§ Task description: Write out every line of the material as it stands, apart from the pictures.

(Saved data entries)
--
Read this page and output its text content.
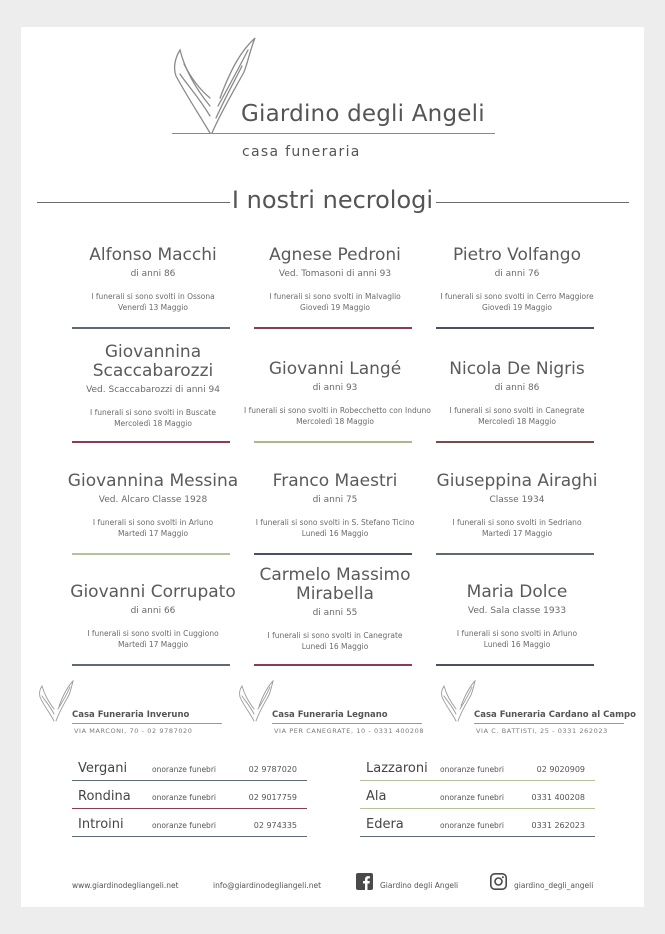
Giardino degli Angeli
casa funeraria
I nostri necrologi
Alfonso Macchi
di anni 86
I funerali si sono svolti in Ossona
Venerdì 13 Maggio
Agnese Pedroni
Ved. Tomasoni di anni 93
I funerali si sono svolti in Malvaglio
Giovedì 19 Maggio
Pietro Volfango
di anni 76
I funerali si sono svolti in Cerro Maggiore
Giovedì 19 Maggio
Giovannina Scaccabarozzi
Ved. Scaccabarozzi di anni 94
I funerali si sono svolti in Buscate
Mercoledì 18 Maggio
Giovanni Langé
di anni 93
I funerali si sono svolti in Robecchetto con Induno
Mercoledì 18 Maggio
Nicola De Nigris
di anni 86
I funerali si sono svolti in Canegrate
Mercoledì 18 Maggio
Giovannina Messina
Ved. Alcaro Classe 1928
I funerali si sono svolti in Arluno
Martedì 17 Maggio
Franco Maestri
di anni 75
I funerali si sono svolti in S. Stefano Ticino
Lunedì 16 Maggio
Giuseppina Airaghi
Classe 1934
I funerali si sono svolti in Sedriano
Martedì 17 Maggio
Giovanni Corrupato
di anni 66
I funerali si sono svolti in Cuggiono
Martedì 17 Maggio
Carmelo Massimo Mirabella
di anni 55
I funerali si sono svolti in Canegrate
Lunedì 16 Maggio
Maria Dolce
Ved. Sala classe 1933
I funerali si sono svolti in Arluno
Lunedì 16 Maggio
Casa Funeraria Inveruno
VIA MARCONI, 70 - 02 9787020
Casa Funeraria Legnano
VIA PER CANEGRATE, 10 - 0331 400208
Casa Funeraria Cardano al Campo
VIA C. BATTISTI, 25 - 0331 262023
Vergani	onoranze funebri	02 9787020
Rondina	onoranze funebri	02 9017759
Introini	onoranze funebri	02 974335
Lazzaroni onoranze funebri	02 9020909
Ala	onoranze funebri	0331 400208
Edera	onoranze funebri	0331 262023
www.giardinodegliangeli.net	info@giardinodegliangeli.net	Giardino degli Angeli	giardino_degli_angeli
--
§ Finished task:
Read this page and output its text content.
Giardino degli Angeli
casa funeraria
I nostri necrologi
Alfonso Macchi
di anni 86
I funerali si sono svolti in Ossona
Venerdì 13 Maggio
Agnese Pedroni
Ved. Tomasoni di anni 93
I funerali si sono svolti in Malvaglio
Giovedì 19 Maggio
Pietro Volfango
di anni 76
I funerali si sono svolti in Cerro Maggiore
Giovedì 19 Maggio
Giovannina Scaccabarozzi
Ved. Scaccabarozzi di anni 94
I funerali si sono svolti in Buscate
Mercoledì 18 Maggio
Giovanni Langé
di anni 93
I funerali si sono svolti in Robecchetto con Induno
Mercoledì 18 Maggio
Nicola De Nigris
di anni 86
I funerali si sono svolti in Canegrate
Mercoledì 18 Maggio
Giovannina Messina
Ved. Alcaro Classe 1928
I funerali si sono svolti in Arluno
Martedì 17 Maggio
Franco Maestri
di anni 75
I funerali si sono svolti in S. Stefano Ticino
Lunedì 16 Maggio
Giuseppina Airaghi
Classe 1934
I funerali si sono svolti in Sedriano
Martedì 17 Maggio
Giovanni Corrupato
di anni 66
I funerali si sono svolti in Cuggiono
Martedì 17 Maggio
Carmelo Massimo Mirabella
di anni 55
I funerali si sono svolti in Canegrate
Lunedì 16 Maggio
Maria Dolce
Ved. Sala classe 1933
I funerali si sono svolti in Arluno
Lunedì 16 Maggio
Casa Funeraria Inveruno
VIA MARCONI, 70 - 02 9787020
Casa Funeraria Legnano
VIA PER CANEGRATE, 10 - 0331 400208
Casa Funeraria Cardano al Campo
VIA C. BATTISTI, 25 - 0331 262023
Vergani	onoranze funebri	02 9787020
Rondina	onoranze funebri	02 9017759
Introini	onoranze funebri	02 974335
Lazzaroni onoranze funebri	02 9020909
Ala	onoranze funebri	0331 400208
Edera	onoranze funebri	0331 262023
www.giardinodegliangeli.net	info@giardinodegliangeli.net	Giardino degli Angeli	giardino_degli_angeli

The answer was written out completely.